Data for this task -
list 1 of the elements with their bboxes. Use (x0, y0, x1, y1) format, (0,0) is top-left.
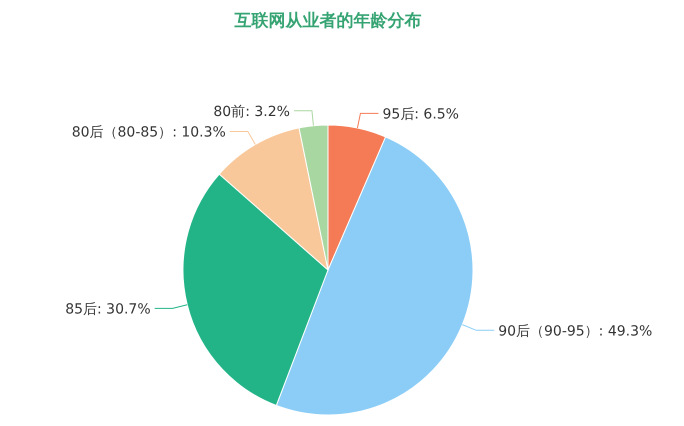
title: 互联网从业者的年龄分布 (234, 11, 422, 31)
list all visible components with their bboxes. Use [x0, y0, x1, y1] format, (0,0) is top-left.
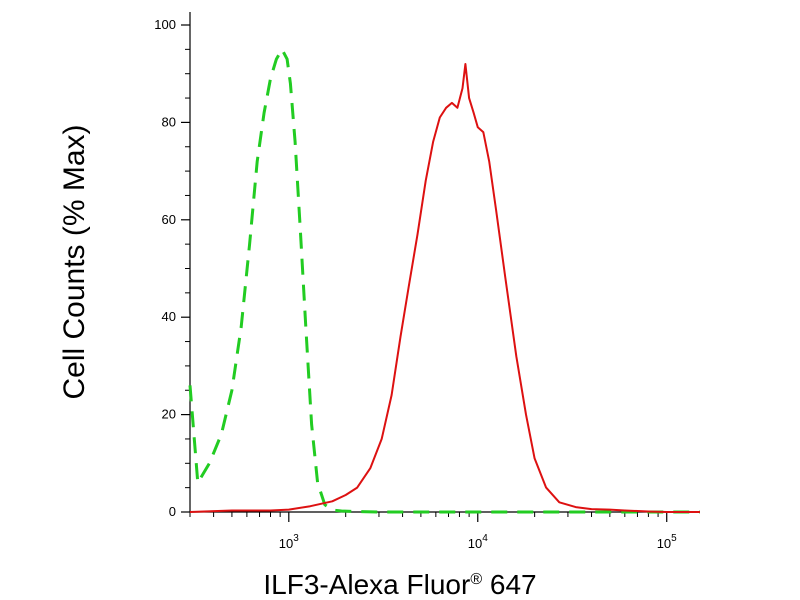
y-tick-label: 100 [154, 17, 176, 32]
x-axis-title: ILF3-Alexa Fluor® 647 [263, 569, 536, 600]
y-axis-title: Cell Counts (% Max) [58, 124, 91, 399]
x-tick-label: 104 [468, 533, 488, 551]
control-series-line [188, 47, 700, 514]
x-axis-title-main: ILF3-Alexa Fluor [263, 569, 470, 600]
y-tick-label: 80 [162, 114, 176, 129]
y-tick-label: 20 [162, 407, 176, 422]
y-tick-label: 60 [162, 212, 176, 227]
x-tick-label: 105 [657, 533, 677, 551]
x-axis-title-suffix: 647 [482, 569, 537, 600]
x-axis-ticks: 103 104 105 [189, 512, 677, 551]
y-tick-label: 40 [162, 309, 176, 324]
x-axis-title-registered: ® [470, 571, 482, 588]
ilf3-series-line [189, 63, 700, 513]
x-tick-label: 103 [279, 533, 299, 551]
series-layer [188, 47, 700, 514]
y-tick-label: 0 [169, 504, 176, 519]
y-axis-ticks: 0 20 40 60 80 100 [154, 17, 190, 519]
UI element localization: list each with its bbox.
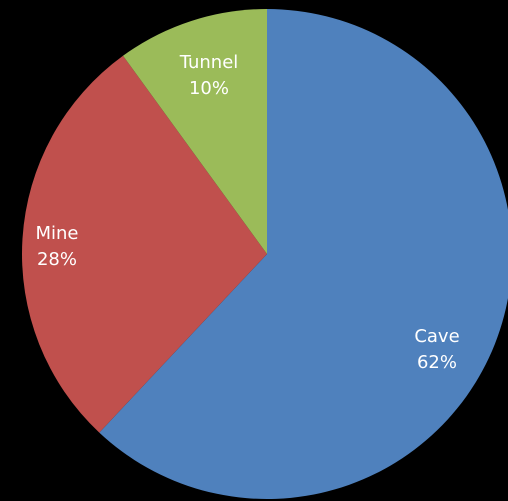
slice-label-cave: Cave — [414, 326, 459, 347]
slice-value-cave: 62% — [417, 352, 457, 373]
pie-labels: Cave 62% Mine 28% Tunnel 10% — [35, 52, 459, 373]
slice-value-tunnel: 10% — [189, 78, 229, 99]
slice-label-mine: Mine — [35, 223, 78, 244]
pie-slice-mine — [21, 55, 267, 433]
pie-slices — [21, 9, 508, 499]
pie-slice-cave — [99, 9, 508, 499]
pie-slice-tunnel — [122, 9, 268, 254]
slice-label-tunnel: Tunnel — [179, 52, 239, 73]
slice-value-mine: 28% — [37, 249, 77, 270]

Task instructions -
Copy out the material from its first line up to and including the line that contains "title: 互联网从业者的年龄分布 (234, 11, 422, 31)". Leave the pictures out.

Finished answer -
list 1 of the elements with their bboxes. Use (x0, y0, x1, y1) format, (0,0) is top-left.
title: 互联网从业者的年龄分布 (234, 11, 422, 31)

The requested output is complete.